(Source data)
[Start]

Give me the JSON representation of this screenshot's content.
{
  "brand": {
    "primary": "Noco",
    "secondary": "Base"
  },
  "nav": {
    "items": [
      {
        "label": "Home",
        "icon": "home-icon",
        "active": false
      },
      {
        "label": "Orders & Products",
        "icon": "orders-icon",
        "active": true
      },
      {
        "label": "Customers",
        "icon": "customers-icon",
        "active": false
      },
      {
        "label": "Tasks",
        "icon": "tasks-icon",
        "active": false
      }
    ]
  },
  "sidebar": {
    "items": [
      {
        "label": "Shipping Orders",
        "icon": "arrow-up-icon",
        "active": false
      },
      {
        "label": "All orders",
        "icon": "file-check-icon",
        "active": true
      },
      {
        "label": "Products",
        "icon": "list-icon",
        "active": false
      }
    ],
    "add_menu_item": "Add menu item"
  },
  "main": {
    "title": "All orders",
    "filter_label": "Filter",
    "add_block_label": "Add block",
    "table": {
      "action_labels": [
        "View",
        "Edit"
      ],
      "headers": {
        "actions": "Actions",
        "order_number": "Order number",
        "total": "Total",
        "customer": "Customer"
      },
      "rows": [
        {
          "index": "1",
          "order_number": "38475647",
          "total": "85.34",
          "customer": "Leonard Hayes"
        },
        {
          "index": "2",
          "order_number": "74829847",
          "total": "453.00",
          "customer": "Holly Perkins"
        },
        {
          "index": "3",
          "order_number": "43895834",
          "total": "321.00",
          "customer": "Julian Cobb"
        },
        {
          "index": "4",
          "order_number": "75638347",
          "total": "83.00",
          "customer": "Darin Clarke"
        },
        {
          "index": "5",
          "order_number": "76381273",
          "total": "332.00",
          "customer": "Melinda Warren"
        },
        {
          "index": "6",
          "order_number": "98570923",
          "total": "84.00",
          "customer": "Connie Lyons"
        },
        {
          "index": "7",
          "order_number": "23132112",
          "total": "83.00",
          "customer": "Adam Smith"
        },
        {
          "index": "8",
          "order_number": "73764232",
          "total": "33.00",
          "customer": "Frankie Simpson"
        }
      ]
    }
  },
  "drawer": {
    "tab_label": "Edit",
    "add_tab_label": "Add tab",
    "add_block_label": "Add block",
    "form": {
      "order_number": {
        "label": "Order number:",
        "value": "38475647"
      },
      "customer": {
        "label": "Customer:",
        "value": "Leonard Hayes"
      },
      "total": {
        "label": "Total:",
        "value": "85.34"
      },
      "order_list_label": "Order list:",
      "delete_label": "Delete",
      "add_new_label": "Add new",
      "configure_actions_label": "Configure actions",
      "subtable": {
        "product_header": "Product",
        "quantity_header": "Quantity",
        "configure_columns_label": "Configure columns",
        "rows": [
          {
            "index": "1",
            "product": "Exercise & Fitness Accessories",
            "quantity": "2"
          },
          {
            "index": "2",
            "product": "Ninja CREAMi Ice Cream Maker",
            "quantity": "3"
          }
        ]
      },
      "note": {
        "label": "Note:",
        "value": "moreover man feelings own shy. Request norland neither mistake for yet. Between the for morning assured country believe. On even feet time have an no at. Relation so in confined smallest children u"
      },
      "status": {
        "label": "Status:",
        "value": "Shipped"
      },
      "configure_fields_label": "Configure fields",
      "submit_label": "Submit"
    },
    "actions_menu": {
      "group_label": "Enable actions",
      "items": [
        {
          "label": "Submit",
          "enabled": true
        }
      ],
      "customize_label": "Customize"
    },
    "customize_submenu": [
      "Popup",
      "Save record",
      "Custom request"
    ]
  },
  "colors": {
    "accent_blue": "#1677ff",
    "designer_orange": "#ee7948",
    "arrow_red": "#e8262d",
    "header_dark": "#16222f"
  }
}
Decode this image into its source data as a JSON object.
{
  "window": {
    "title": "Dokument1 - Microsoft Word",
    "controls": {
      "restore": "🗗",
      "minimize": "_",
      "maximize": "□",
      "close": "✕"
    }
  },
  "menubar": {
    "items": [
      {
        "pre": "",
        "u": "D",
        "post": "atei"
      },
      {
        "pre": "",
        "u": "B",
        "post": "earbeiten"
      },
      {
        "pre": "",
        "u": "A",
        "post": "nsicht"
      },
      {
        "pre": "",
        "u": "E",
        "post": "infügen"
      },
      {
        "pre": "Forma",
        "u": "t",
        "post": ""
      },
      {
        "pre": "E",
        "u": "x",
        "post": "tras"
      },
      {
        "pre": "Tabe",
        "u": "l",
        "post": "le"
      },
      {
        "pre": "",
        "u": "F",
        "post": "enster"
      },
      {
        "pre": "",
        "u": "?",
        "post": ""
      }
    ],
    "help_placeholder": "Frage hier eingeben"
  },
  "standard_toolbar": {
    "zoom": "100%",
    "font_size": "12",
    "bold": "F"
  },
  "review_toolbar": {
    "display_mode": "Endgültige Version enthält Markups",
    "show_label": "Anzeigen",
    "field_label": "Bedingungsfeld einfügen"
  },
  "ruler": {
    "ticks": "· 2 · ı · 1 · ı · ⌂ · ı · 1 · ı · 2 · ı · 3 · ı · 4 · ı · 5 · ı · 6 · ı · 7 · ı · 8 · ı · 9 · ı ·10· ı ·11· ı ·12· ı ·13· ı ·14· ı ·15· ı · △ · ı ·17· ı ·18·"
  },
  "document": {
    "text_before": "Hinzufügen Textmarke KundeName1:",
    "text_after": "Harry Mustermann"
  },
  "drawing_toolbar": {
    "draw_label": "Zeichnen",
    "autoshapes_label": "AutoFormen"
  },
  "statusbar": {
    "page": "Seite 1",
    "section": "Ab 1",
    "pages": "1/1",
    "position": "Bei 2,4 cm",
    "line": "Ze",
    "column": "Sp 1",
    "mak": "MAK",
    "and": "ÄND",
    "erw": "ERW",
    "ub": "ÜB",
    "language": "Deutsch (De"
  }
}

[End]

* Task instructions:
Pull every line holding "JSON" out of the records.

* Solved problem:
Give me the JSON representation of this screenshot's content.
Decode this image into its source data as a JSON object.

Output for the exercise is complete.